■ **Document segment**
- - - -

At AnsibleFest 2021, we presented a talk about container task automation on Linux, where we learned a lot more than we expected about automation specifically and presenting generally. To share our knowledge, we've summarized our top 10 takeaways from this project, including things about containers, new Ansible tools, and preparing our presentation—including some technical lessons learned while building the demo.
Now, on to the lessons.
Part 1: The non-hacking lessons
The first part of this article shares the non-technical things that we learned.
1. Yes, you can deliver content people are interested in
We recommend that you consider presenting at conferences. Look for the calls for papers released by open source conferences throughout the year, and submit your talks to share your knowledge.
At any given conference, the audience's experience is quite diverse. Whatever your talk's depth and focus, it will fit many of the participants. Even at an introductory session like ours, we got very positive feedback from participants saying it was very helpful and they learned a lot.
Take a deep breath and submit your talks (even if you're still creating them) to conferences. You can deliver content people are interested in. They (and you, too!) learn and profit from them.
2. Define the project's basics
When preparing a presentation about automation, start simply by defining the project's basics—use cases, technology definitions, efficiency, software, and more.
- Use cases are essential in automation projects. Define them well, clarify the limits of what you want to implement—as well as what you do not intend to address. Our teaser video about this talk is an example: We said we would automate some container deployment procedures but did not intend to build a new Ansible-based container-orchestration platform.
- Define the technology you plan to deal with. In our case, containers, and specifically Podman on Red Hat Enterprise Linux (RHEL). RHEL is available for everyone through a developer's subscription, and it includes Podman. Podman is Open Containers Initiative (OCI)-compliant, so it provides enterprise Linux and OCI-compliant containers. A good start.
- Reuse, reduce, recycle; efficiency is key. Look up what Ansible content you have readily available. In our case, we used the Podman Ansible collection (and tools) to automate Podman.
- Start with current software versions to ensure you are up to date. In our case, that's RHEL 8.4 and Podman 3.2. Ansible Automation Platform (AAP) 2.0 was available with Ansible Core 2.11, so we went with that.
- Be future-oriented and use modern features. We looked into AAP's new Execution Environments and decided to use them.
[Learn what's new in Red Hat Ansible Automation Platform 2.]
3. Learn the technology you'll automate
Podman has grown quite a bit! So we needed to get a good understanding of the technology to present it effectively. Some ways to learn about Podman include:
- Check the getting started guide and some introductory tutorials.
- Have a look at containerized Podman.
- Know about the Podman remote API.
- Understand that Red Hat delivers more than Podman alone in Container Tools.

- - - -

[Dataset items]
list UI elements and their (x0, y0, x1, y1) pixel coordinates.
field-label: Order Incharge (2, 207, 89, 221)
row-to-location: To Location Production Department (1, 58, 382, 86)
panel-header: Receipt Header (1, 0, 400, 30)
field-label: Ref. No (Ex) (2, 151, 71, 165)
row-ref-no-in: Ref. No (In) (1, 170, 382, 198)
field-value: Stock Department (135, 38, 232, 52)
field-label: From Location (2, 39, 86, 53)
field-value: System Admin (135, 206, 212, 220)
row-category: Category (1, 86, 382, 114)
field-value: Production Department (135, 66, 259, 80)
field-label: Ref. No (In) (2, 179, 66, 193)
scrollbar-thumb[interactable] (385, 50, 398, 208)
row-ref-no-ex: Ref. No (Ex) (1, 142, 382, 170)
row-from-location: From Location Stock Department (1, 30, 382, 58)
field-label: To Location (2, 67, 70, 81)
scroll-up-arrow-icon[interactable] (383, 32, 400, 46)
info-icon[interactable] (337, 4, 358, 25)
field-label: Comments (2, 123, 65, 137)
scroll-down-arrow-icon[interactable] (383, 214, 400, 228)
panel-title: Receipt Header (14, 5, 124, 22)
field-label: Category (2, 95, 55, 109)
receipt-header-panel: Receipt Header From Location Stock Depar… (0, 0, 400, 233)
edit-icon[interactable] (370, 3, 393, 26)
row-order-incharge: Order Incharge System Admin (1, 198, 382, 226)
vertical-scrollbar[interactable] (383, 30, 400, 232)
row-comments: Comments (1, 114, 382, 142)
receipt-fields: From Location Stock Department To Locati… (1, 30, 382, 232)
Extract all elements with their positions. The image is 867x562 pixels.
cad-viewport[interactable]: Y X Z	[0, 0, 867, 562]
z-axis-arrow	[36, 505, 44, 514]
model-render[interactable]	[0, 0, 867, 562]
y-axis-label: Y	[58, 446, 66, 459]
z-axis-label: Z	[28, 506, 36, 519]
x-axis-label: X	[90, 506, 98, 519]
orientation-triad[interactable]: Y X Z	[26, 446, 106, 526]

- - - -

■ **Required work**
• 1. In the AnsibleFest article, which versions of RHEL and Podman did the authors start with?
• 2. List every way to learn about Podman that the AnsibleFest article gives.

■ **Answer set**
• 1. They started with RHEL 8.4 and Podman 3.2.

• 2.
- Check the getting started guide and some introductory tutorials.
- Have a look at containerized Podman.
- Know about the Podman remote API.
- Understand that Red Hat delivers more than Podman alone in Container Tools.